[Start]
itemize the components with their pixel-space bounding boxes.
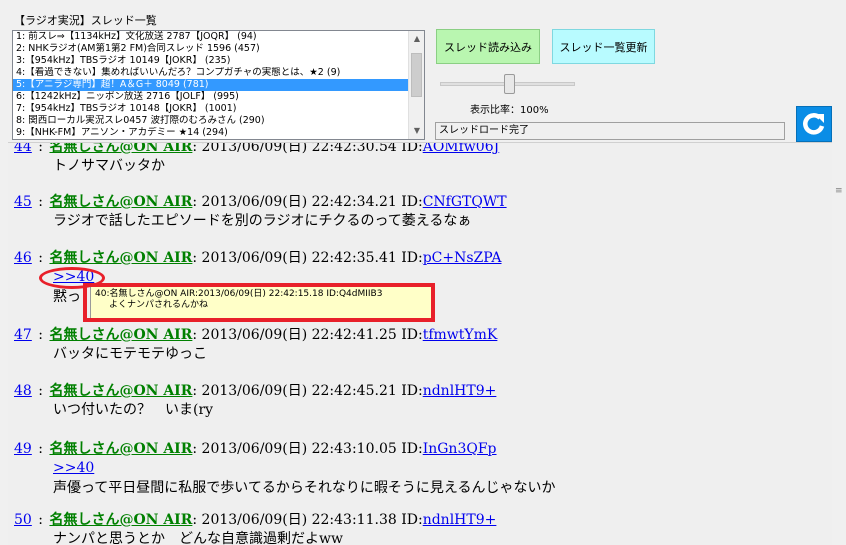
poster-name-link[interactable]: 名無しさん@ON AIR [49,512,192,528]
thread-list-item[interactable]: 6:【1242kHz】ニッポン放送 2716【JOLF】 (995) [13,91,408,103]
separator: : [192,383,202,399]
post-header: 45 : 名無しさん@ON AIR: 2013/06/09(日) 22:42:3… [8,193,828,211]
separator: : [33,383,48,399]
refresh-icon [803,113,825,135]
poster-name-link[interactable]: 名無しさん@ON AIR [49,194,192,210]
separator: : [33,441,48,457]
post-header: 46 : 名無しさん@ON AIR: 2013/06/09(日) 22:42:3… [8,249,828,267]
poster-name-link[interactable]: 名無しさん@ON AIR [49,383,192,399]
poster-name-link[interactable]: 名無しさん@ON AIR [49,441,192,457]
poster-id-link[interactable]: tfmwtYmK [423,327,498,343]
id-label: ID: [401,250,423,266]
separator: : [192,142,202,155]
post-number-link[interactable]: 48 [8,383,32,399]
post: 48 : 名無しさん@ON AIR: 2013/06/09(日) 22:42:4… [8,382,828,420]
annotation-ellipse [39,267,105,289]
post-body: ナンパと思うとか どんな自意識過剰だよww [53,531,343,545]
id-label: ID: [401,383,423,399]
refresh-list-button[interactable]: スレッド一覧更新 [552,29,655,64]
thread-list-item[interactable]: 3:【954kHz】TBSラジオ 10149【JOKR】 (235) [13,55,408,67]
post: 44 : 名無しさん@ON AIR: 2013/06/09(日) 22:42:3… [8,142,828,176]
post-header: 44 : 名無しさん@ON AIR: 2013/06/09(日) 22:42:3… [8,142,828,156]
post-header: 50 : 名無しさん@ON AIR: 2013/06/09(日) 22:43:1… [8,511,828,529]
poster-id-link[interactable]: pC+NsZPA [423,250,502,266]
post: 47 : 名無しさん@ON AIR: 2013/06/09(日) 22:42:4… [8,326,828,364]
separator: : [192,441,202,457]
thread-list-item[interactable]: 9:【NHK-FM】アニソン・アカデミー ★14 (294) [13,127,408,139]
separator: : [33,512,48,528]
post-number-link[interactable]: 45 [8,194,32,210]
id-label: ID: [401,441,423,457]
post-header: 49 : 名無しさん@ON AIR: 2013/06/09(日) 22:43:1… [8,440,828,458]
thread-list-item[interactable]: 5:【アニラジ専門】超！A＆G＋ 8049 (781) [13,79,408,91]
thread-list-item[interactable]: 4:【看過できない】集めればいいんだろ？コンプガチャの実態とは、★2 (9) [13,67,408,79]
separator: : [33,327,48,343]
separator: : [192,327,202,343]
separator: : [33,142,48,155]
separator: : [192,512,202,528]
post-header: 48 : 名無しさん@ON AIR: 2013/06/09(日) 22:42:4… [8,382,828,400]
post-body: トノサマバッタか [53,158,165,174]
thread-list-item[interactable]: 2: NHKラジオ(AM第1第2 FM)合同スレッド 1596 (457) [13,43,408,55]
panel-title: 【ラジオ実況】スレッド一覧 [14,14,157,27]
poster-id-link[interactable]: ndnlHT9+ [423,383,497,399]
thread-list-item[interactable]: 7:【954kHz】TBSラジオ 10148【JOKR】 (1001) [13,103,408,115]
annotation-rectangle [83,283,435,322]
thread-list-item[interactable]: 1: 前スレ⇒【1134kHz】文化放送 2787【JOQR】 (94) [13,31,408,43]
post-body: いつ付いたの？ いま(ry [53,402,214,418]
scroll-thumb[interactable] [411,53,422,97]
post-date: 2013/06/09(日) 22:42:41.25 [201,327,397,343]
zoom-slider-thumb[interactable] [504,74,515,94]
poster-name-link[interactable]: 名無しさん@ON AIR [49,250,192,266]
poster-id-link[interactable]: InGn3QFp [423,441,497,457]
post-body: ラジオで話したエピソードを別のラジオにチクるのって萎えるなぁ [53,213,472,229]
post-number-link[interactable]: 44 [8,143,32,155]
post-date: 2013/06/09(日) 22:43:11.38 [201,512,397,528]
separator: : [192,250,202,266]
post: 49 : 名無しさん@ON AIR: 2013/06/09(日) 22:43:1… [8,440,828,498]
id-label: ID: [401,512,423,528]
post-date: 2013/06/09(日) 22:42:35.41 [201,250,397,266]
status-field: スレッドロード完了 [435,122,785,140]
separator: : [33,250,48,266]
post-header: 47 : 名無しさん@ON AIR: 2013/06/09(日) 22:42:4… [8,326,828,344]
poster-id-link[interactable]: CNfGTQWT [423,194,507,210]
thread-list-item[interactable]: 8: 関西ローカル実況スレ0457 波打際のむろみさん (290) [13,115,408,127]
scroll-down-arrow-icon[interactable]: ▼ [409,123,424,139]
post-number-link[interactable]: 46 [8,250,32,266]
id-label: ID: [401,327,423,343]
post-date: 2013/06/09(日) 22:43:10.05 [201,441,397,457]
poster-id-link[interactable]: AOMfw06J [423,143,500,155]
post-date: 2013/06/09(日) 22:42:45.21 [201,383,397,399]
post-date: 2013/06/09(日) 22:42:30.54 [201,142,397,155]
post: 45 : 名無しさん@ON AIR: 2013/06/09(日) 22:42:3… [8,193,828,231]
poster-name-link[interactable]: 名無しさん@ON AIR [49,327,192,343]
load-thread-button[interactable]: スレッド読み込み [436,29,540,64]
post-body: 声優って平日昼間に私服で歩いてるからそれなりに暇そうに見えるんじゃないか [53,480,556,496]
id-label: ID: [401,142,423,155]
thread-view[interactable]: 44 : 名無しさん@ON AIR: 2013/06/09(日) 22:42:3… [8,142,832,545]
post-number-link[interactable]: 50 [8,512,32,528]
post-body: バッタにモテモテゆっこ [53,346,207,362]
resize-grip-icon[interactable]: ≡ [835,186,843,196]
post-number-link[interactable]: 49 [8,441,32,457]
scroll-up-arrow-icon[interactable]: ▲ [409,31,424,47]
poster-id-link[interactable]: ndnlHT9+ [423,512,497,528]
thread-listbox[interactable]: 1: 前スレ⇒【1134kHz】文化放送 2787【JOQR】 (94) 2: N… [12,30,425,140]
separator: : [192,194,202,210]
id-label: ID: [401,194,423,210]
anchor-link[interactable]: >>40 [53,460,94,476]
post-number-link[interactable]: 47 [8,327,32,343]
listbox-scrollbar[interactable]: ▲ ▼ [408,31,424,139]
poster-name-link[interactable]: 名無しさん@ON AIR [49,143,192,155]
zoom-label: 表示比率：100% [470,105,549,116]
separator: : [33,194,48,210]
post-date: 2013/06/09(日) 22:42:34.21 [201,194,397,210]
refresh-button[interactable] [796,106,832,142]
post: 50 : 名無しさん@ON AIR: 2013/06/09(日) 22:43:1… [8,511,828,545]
[End]
> _Challenge_
Reproduce every line of the data above, replacing "separator" with "divider" wherever it occurs and leaving all other text unchanged. Omit the pictures from your answer.

> _Output of the task_
itemize the components with their pixel-space bounding boxes.
poster-name-link[interactable]: 名無しさん@ON AIR [49,512,192,528]
thread-list-item[interactable]: 6:【1242kHz】ニッポン放送 2716【JOLF】 (995) [13,91,408,103]
divider: : [192,383,202,399]
post-header: 45 : 名無しさん@ON AIR: 2013/06/09(日) 22:42:3… [8,193,828,211]
divider: : [33,383,48,399]
refresh-icon [803,113,825,135]
poster-name-link[interactable]: 名無しさん@ON AIR [49,194,192,210]
divider: : [33,441,48,457]
post-header: 46 : 名無しさん@ON AIR: 2013/06/09(日) 22:42:3… [8,249,828,267]
poster-name-link[interactable]: 名無しさん@ON AIR [49,383,192,399]
poster-name-link[interactable]: 名無しさん@ON AIR [49,441,192,457]
poster-id-link[interactable]: tfmwtYmK [423,327,498,343]
id-label: ID: [401,250,423,266]
divider: : [192,142,202,155]
post-number-link[interactable]: 48 [8,383,32,399]
post: 48 : 名無しさん@ON AIR: 2013/06/09(日) 22:42:4… [8,382,828,420]
annotation-ellipse [39,267,105,289]
post-body: ナンパと思うとか どんな自意識過剰だよww [53,531,343,545]
id-label: ID: [401,383,423,399]
refresh-list-button[interactable]: スレッド一覧更新 [552,29,655,64]
thread-list-item[interactable]: 3:【954kHz】TBSラジオ 10149【JOKR】 (235) [13,55,408,67]
post: 44 : 名無しさん@ON AIR: 2013/06/09(日) 22:42:3… [8,142,828,176]
post-header: 44 : 名無しさん@ON AIR: 2013/06/09(日) 22:42:3… [8,142,828,156]
post-header: 50 : 名無しさん@ON AIR: 2013/06/09(日) 22:43:1… [8,511,828,529]
poster-id-link[interactable]: pC+NsZPA [423,250,502,266]
post: 47 : 名無しさん@ON AIR: 2013/06/09(日) 22:42:4… [8,326,828,364]
divider: : [192,441,202,457]
thread-list-item[interactable]: 9:【NHK-FM】アニソン・アカデミー ★14 (294) [13,127,408,139]
divider: : [33,512,48,528]
post-number-link[interactable]: 45 [8,194,32,210]
id-label: ID: [401,441,423,457]
post-header: 49 : 名無しさん@ON AIR: 2013/06/09(日) 22:43:1… [8,440,828,458]
thread-list-item[interactable]: 5:【アニラジ専門】超！A＆G＋ 8049 (781) [13,79,408,91]
thread-list-item[interactable]: 4:【看過できない】集めればいいんだろ？コンプガチャの実態とは、★2 (9) [13,67,408,79]
divider: : [33,327,48,343]
divider: : [192,327,202,343]
divider: : [33,142,48,155]
divider: : [192,512,202,528]
post-header: 48 : 名無しさん@ON AIR: 2013/06/09(日) 22:42:4… [8,382,828,400]
post-body: トノサマバッタか [53,158,165,174]
thread-list-item[interactable]: 2: NHKラジオ(AM第1第2 FM)合同スレッド 1596 (457) [13,43,408,55]
panel-title: 【ラジオ実況】スレッド一覧 [14,14,157,27]
poster-id-link[interactable]: ndnlHT9+ [423,383,497,399]
thread-list-item[interactable]: 7:【954kHz】TBSラジオ 10148【JOKR】 (1001) [13,103,408,115]
annotation-rectangle [83,283,435,322]
thread-list-item[interactable]: 1: 前スレ⇒【1134kHz】文化放送 2787【JOQR】 (94) [13,31,408,43]
post-body: いつ付いたの？ いま(ry [53,402,214,418]
scroll-thumb[interactable] [411,53,422,97]
post-date: 2013/06/09(日) 22:42:41.25 [201,327,397,343]
zoom-slider-thumb[interactable] [504,74,515,94]
poster-name-link[interactable]: 名無しさん@ON AIR [49,250,192,266]
poster-id-link[interactable]: InGn3QFp [423,441,497,457]
post-body: ラジオで話したエピソードを別のラジオにチクるのって萎えるなぁ [53,213,472,229]
post-number-link[interactable]: 44 [8,143,32,155]
post-date: 2013/06/09(日) 22:43:11.38 [201,512,397,528]
divider: : [192,250,202,266]
post: 49 : 名無しさん@ON AIR: 2013/06/09(日) 22:43:1… [8,440,828,498]
id-label: ID: [401,512,423,528]
post-date: 2013/06/09(日) 22:42:35.41 [201,250,397,266]
status-field: スレッドロード完了 [435,122,785,140]
divider: : [33,250,48,266]
post-header: 47 : 名無しさん@ON AIR: 2013/06/09(日) 22:42:4… [8,326,828,344]
poster-id-link[interactable]: CNfGTQWT [423,194,507,210]
thread-list-item[interactable]: 8: 関西ローカル実況スレ0457 波打際のむろみさん (290) [13,115,408,127]
scroll-down-arrow-icon[interactable]: ▼ [409,123,424,139]
post-number-link[interactable]: 46 [8,250,32,266]
id-label: ID: [401,327,423,343]
post-date: 2013/06/09(日) 22:43:10.05 [201,441,397,457]
poster-id-link[interactable]: AOMfw06J [423,143,500,155]
post-date: 2013/06/09(日) 22:42:45.21 [201,383,397,399]
post-date: 2013/06/09(日) 22:42:30.54 [201,142,397,155]
post: 45 : 名無しさん@ON AIR: 2013/06/09(日) 22:42:3… [8,193,828,231]
poster-name-link[interactable]: 名無しさん@ON AIR [49,327,192,343]
load-thread-button[interactable]: スレッド読み込み [436,29,540,64]
post-body: 声優って平日昼間に私服で歩いてるからそれなりに暇そうに見えるんじゃないか [53,480,556,496]
id-label: ID: [401,142,423,155]
thread-view[interactable]: 44 : 名無しさん@ON AIR: 2013/06/09(日) 22:42:3… [8,142,832,545]
post-number-link[interactable]: 50 [8,512,32,528]
post-body: バッタにモテモテゆっこ [53,346,207,362]
resize-grip-icon[interactable]: ≡ [835,186,843,196]
post-number-link[interactable]: 49 [8,441,32,457]
scroll-up-arrow-icon[interactable]: ▲ [409,31,424,47]
poster-id-link[interactable]: ndnlHT9+ [423,512,497,528]
thread-listbox[interactable]: 1: 前スレ⇒【1134kHz】文化放送 2787【JOQR】 (94) 2: N… [12,30,425,140]
divider: : [192,194,202,210]
id-label: ID: [401,194,423,210]
anchor-link[interactable]: >>40 [53,460,94,476]
post-number-link[interactable]: 47 [8,327,32,343]
listbox-scrollbar[interactable]: ▲ ▼ [408,31,424,139]
poster-name-link[interactable]: 名無しさん@ON AIR [49,143,192,155]
zoom-label: 表示比率：100% [470,105,549,116]
divider: : [33,194,48,210]
post-date: 2013/06/09(日) 22:42:34.21 [201,194,397,210]
refresh-button[interactable] [796,106,832,142]
post: 50 : 名無しさん@ON AIR: 2013/06/09(日) 22:43:1… [8,511,828,545]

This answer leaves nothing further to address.